> [EXTRACTED RECORDS]:
* start *
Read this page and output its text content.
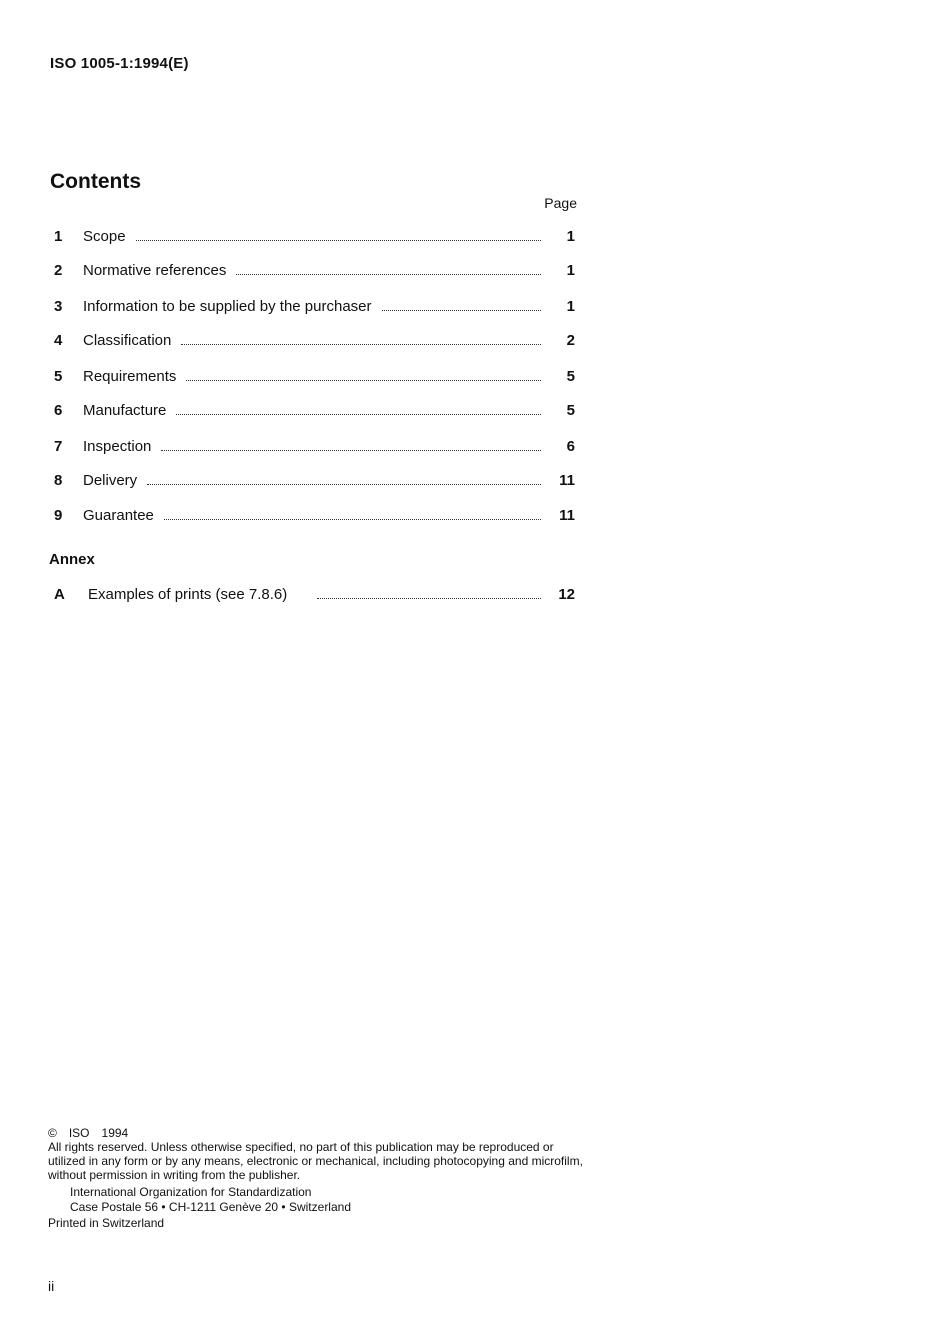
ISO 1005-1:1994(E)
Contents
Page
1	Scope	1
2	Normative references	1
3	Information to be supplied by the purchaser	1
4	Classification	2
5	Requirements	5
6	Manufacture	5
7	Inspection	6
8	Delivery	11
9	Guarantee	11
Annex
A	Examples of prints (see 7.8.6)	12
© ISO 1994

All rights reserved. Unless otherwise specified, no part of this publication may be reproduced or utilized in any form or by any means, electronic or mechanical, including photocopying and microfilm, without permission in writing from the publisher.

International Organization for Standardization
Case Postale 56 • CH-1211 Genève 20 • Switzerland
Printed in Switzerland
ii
* end *
* start *
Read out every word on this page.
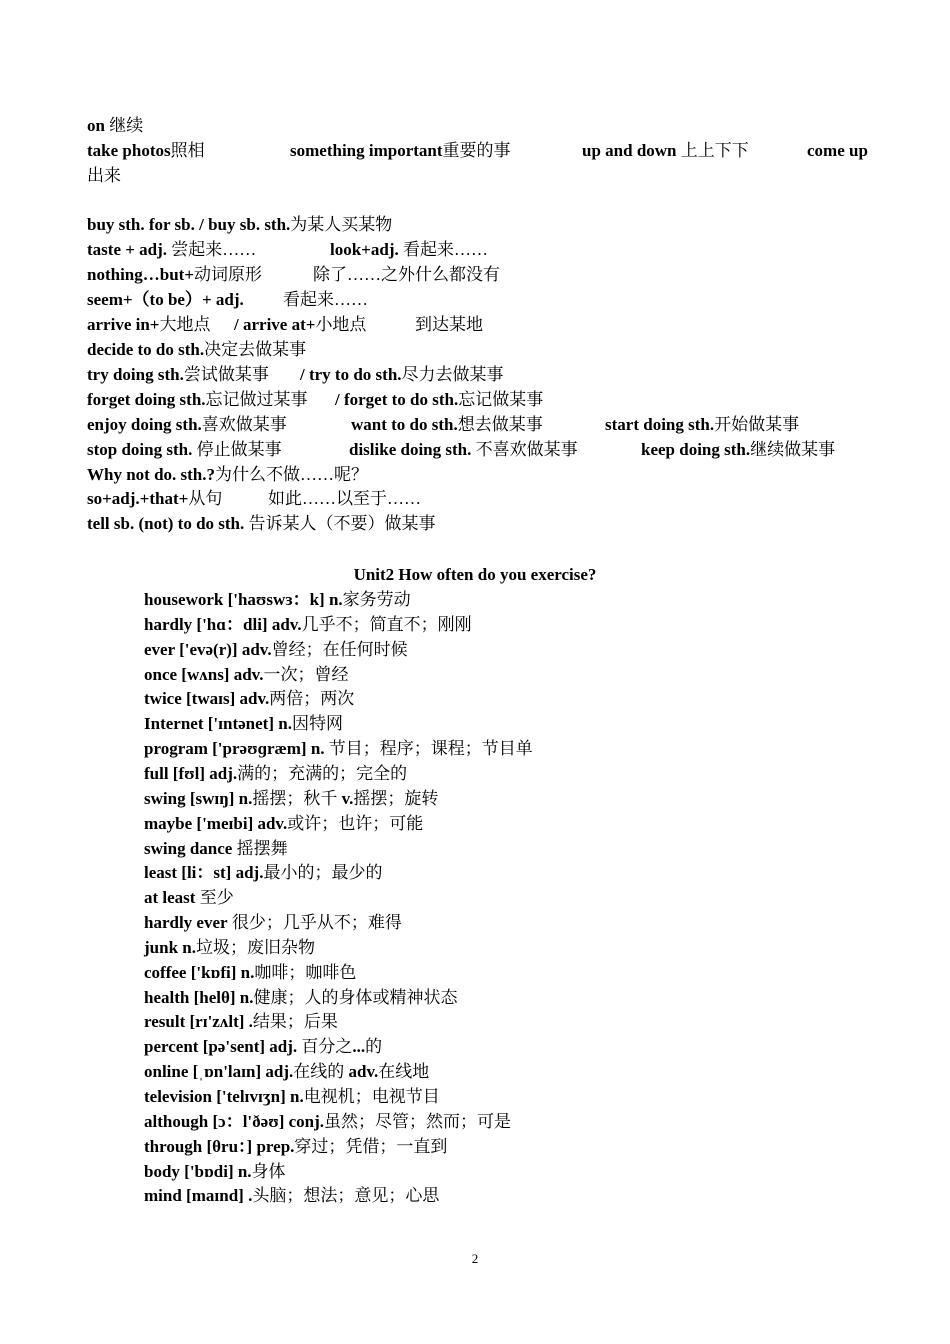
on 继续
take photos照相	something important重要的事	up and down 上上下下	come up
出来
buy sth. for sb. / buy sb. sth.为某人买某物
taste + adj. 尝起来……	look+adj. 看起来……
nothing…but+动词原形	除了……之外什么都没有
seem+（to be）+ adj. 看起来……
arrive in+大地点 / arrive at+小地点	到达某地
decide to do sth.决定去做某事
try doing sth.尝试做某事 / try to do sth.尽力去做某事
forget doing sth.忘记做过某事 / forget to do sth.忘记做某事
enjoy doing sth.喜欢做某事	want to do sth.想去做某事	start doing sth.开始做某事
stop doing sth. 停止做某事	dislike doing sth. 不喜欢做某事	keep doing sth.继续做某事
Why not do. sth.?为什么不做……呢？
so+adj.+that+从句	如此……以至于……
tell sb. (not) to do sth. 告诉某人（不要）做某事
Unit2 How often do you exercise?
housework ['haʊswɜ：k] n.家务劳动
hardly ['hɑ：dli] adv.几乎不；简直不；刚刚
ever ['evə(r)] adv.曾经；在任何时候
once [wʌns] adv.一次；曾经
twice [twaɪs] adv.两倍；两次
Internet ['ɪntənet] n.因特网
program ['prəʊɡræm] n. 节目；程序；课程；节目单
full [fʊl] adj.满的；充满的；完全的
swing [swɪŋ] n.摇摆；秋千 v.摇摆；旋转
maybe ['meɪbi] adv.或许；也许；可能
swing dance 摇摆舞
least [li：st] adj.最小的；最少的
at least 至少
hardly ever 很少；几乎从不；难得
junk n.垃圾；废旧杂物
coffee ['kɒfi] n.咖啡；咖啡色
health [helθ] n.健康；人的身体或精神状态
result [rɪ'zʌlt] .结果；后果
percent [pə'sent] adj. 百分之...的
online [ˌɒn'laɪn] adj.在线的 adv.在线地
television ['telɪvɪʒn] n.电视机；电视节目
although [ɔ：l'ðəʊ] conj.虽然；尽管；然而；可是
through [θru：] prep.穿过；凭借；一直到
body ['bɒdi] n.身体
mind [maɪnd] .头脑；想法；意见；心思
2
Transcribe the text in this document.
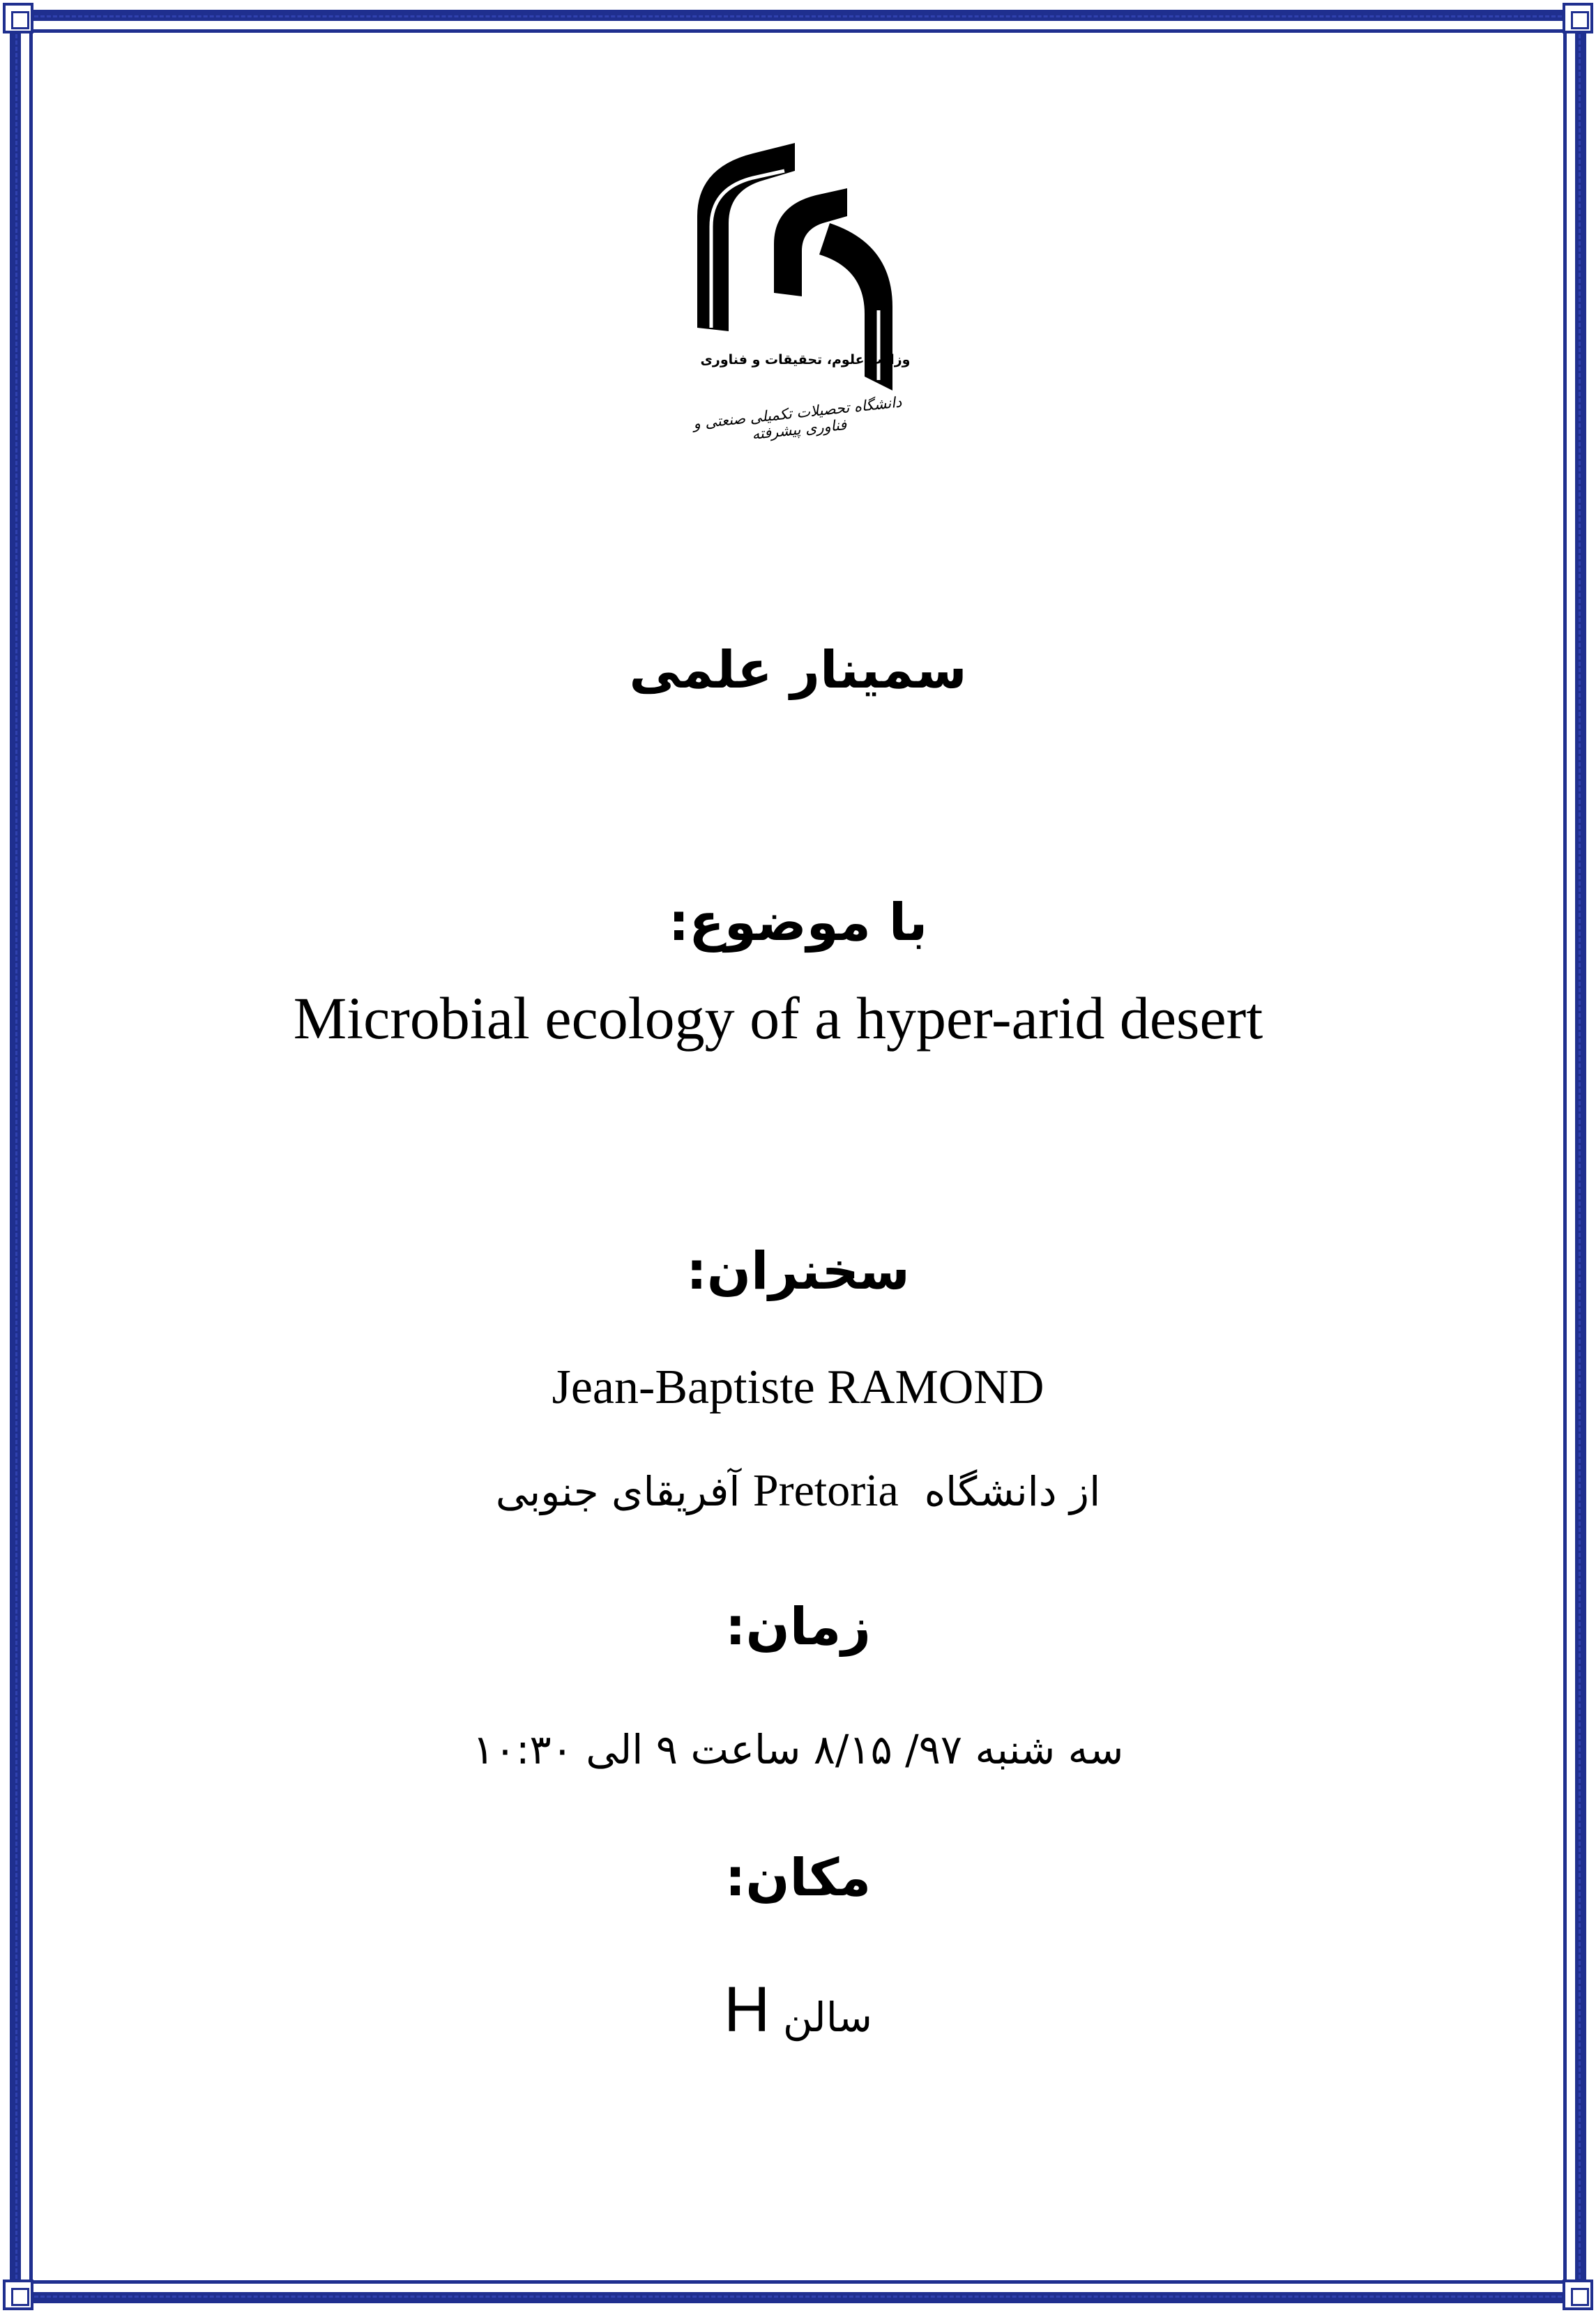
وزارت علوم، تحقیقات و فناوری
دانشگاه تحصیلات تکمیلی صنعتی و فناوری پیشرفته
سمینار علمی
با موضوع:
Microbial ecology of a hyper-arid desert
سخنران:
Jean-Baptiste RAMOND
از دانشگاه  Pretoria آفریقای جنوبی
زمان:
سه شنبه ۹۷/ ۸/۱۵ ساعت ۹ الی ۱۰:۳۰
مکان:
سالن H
* end *
> [AIM]:
Identify how many lines in the entries above include the string "text", then state that number alone.

> [EXERCISE RESULT]:
2